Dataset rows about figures
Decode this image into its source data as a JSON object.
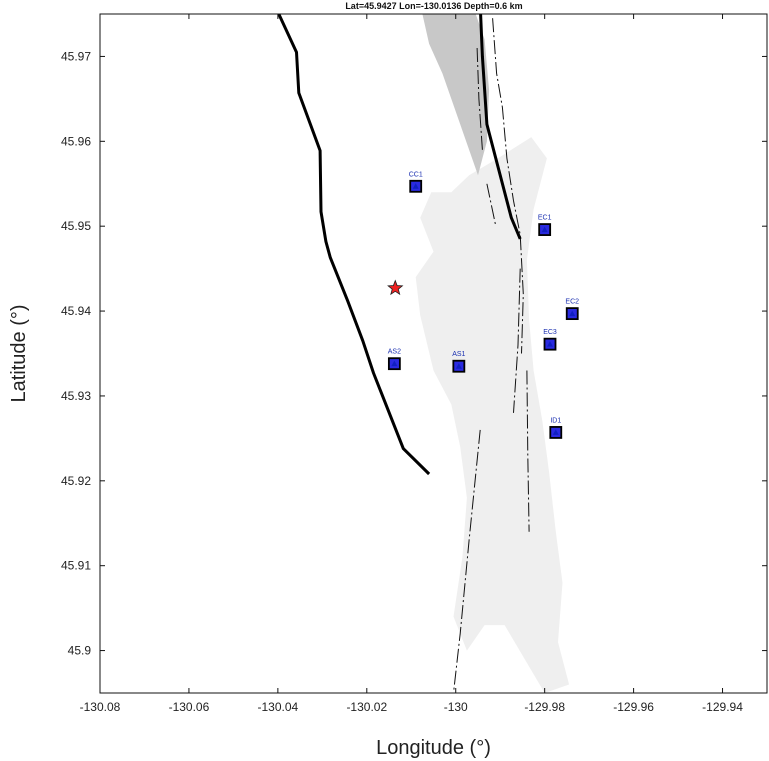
{
  "title": "Lat=45.9427  Lon=-130.0136  Depth=0.6 km",
  "chart_data": {
    "type": "map",
    "xlabel": "Longitude (°)",
    "ylabel": "Latitude (°)",
    "xlim": [
      -130.08,
      -129.93
    ],
    "ylim": [
      45.895,
      45.975
    ],
    "xticks": [
      -130.08,
      -130.06,
      -130.04,
      -130.02,
      -130,
      -129.98,
      -129.96,
      -129.94
    ],
    "xtick_labels": [
      "-130.08",
      "-130.06",
      "-130.04",
      "-130.02",
      "-130",
      "-129.98",
      "-129.96",
      "-129.94"
    ],
    "yticks": [
      45.9,
      45.91,
      45.92,
      45.93,
      45.94,
      45.95,
      45.96,
      45.97
    ],
    "ytick_labels": [
      "45.9",
      "45.91",
      "45.92",
      "45.93",
      "45.94",
      "45.95",
      "45.96",
      "45.97"
    ],
    "stations": [
      {
        "name": "CC1",
        "lon": -130.009,
        "lat": 45.9547
      },
      {
        "name": "EC1",
        "lon": -129.98,
        "lat": 45.9496
      },
      {
        "name": "EC2",
        "lon": -129.9738,
        "lat": 45.9397
      },
      {
        "name": "EC3",
        "lon": -129.9788,
        "lat": 45.9361
      },
      {
        "name": "AS2",
        "lon": -130.0138,
        "lat": 45.9338
      },
      {
        "name": "AS1",
        "lon": -129.9993,
        "lat": 45.9335
      },
      {
        "name": "ID1",
        "lon": -129.9775,
        "lat": 45.9257
      }
    ],
    "event": {
      "lon": -130.0136,
      "lat": 45.9427,
      "depth_km": 0.6
    },
    "caldera_rim_west": [
      [
        -130.0398,
        45.975
      ],
      [
        -130.0358,
        45.9705
      ],
      [
        -130.0353,
        45.9657
      ],
      [
        -130.0305,
        45.9589
      ],
      [
        -130.0303,
        45.9517
      ],
      [
        -130.0292,
        45.9482
      ],
      [
        -130.0282,
        45.9463
      ],
      [
        -130.0243,
        45.9412
      ],
      [
        -130.0209,
        45.9365
      ],
      [
        -130.0185,
        45.9327
      ],
      [
        -130.0118,
        45.9238
      ],
      [
        -130.006,
        45.9208
      ]
    ],
    "caldera_rim_east": [
      [
        -129.9944,
        45.975
      ],
      [
        -129.994,
        45.97
      ],
      [
        -129.993,
        45.962
      ],
      [
        -129.99,
        45.956
      ],
      [
        -129.9875,
        45.951
      ],
      [
        -129.9855,
        45.9485
      ]
    ],
    "fissures": [
      [
        [
          -129.9917,
          45.9745
        ],
        [
          -129.9908,
          45.968
        ],
        [
          -129.9895,
          45.964
        ],
        [
          -129.9885,
          45.958
        ],
        [
          -129.987,
          45.953
        ],
        [
          -129.9855,
          45.949
        ],
        [
          -129.9848,
          45.942
        ],
        [
          -129.9852,
          45.935
        ]
      ],
      [
        [
          -129.9855,
          45.945
        ],
        [
          -129.986,
          45.936
        ],
        [
          -129.987,
          45.928
        ]
      ],
      [
        [
          -129.984,
          45.933
        ],
        [
          -129.9838,
          45.923
        ],
        [
          -129.9835,
          45.914
        ]
      ],
      [
        [
          -129.9945,
          45.926
        ],
        [
          -129.997,
          45.913
        ],
        [
          -129.999,
          45.902
        ],
        [
          -130.0005,
          45.895
        ]
      ],
      [
        [
          -129.9952,
          45.971
        ],
        [
          -129.9948,
          45.965
        ],
        [
          -129.994,
          45.959
        ]
      ],
      [
        [
          -129.993,
          45.955
        ],
        [
          -129.991,
          45.95
        ]
      ]
    ],
    "lava_flows_light": [
      [
        [
          -130.0055,
          45.954
        ],
        [
          -130.001,
          45.954
        ],
        [
          -129.997,
          45.956
        ],
        [
          -129.9905,
          45.958
        ],
        [
          -129.983,
          45.9605
        ],
        [
          -129.9795,
          45.958
        ],
        [
          -129.9825,
          45.952
        ],
        [
          -129.984,
          45.946
        ],
        [
          -129.9835,
          45.939
        ],
        [
          -129.9825,
          45.933
        ],
        [
          -129.9805,
          45.927
        ],
        [
          -129.979,
          45.921
        ],
        [
          -129.9775,
          45.914
        ],
        [
          -129.976,
          45.908
        ],
        [
          -129.977,
          45.901
        ],
        [
          -129.9745,
          45.896
        ],
        [
          -129.98,
          45.895
        ],
        [
          -129.9845,
          45.899
        ],
        [
          -129.989,
          45.903
        ],
        [
          -129.9935,
          45.903
        ],
        [
          -129.9975,
          45.9
        ],
        [
          -130.0005,
          45.904
        ],
        [
          -129.9985,
          45.911
        ],
        [
          -129.9975,
          45.918
        ],
        [
          -129.999,
          45.924
        ],
        [
          -130.001,
          45.929
        ],
        [
          -130.005,
          45.933
        ],
        [
          -130.008,
          45.9395
        ],
        [
          -130.009,
          45.944
        ],
        [
          -130.005,
          45.947
        ],
        [
          -130.008,
          45.951
        ]
      ]
    ],
    "lava_flows_dark": [
      [
        [
          -130.0075,
          45.975
        ],
        [
          -129.9955,
          45.975
        ],
        [
          -129.9935,
          45.972
        ],
        [
          -129.9925,
          45.966
        ],
        [
          -129.993,
          45.96
        ],
        [
          -129.995,
          45.956
        ],
        [
          -129.999,
          45.962
        ],
        [
          -130.003,
          45.968
        ],
        [
          -130.006,
          45.9715
        ]
      ]
    ]
  }
}
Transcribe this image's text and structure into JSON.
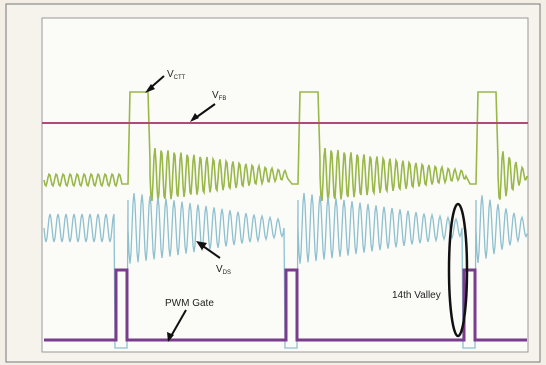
{
  "labels": {
    "v_ct": {
      "main": "V",
      "sub": "CTT"
    },
    "v_fb": {
      "main": "V",
      "sub": "FB"
    },
    "v_ds": {
      "main": "V",
      "sub": "DS"
    },
    "pwm_gate": "PWM Gate",
    "valley": "14th Valley"
  }
}
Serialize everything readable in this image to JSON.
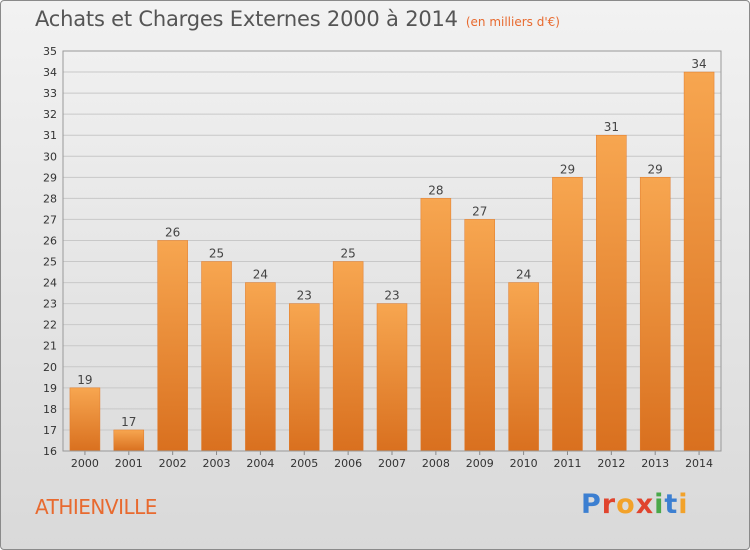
{
  "chart_data": {
    "type": "bar",
    "title": "Achats et Charges Externes 2000 à 2014",
    "unit": "(en milliers d'€)",
    "categories": [
      "2000",
      "2001",
      "2002",
      "2003",
      "2004",
      "2005",
      "2006",
      "2007",
      "2008",
      "2009",
      "2010",
      "2011",
      "2012",
      "2013",
      "2014"
    ],
    "values": [
      19,
      17,
      26,
      25,
      24,
      23,
      25,
      23,
      28,
      27,
      24,
      29,
      31,
      29,
      34
    ],
    "ylim": [
      16,
      35
    ],
    "yticks": [
      16,
      17,
      18,
      19,
      20,
      21,
      22,
      23,
      24,
      25,
      26,
      27,
      28,
      29,
      30,
      31,
      32,
      33,
      34,
      35
    ],
    "grid": true,
    "bar_color": "#f0893a",
    "bar_color_light": "#f7a650",
    "bar_color_dark": "#d9701f"
  },
  "commune": "ATHIENVILLE",
  "logo": {
    "letters": [
      "P",
      "r",
      "o",
      "x",
      "i",
      "t",
      "i"
    ]
  }
}
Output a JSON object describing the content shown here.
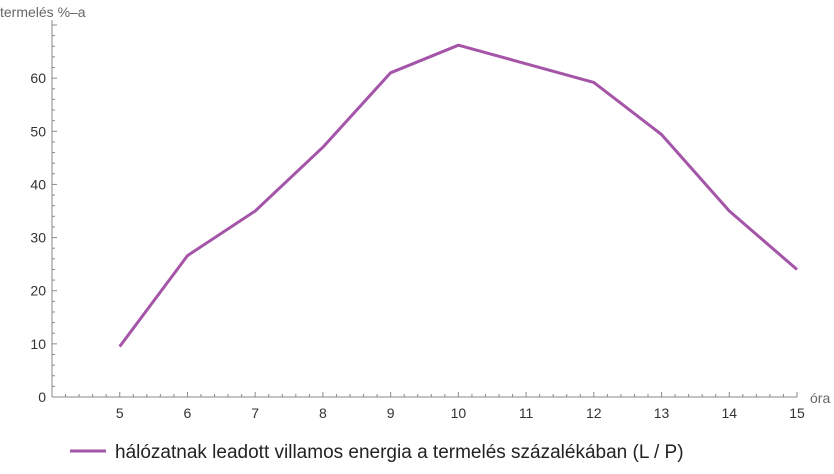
{
  "chart_data": {
    "type": "line",
    "xlabel": "óra",
    "ylabel": "termelés %–a",
    "xlim": [
      4,
      15
    ],
    "ylim": [
      0,
      70
    ],
    "x_ticks": [
      5,
      6,
      7,
      8,
      9,
      10,
      11,
      12,
      13,
      14,
      15
    ],
    "y_ticks": [
      0,
      10,
      20,
      30,
      40,
      50,
      60
    ],
    "grid": false,
    "legend_position": "bottom",
    "series": [
      {
        "name": "hálózatnak leadott villamos energia a termelés százalékában (L / P)",
        "color": "#a455a8",
        "x": [
          5,
          6,
          7,
          8,
          9,
          10,
          11,
          12,
          13,
          14,
          15
        ],
        "y": [
          9.5,
          26.6,
          35,
          47,
          61,
          66.2,
          62.7,
          59.2,
          49.4,
          35,
          24
        ]
      }
    ]
  }
}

Exercise details. Which lines contain "termelés"? Copy each of them out.

Finished task.
    "ylabel": "termelés %–a",
        "name": "hálózatnak leadott villamos energia a termelés százalékában (L / P)",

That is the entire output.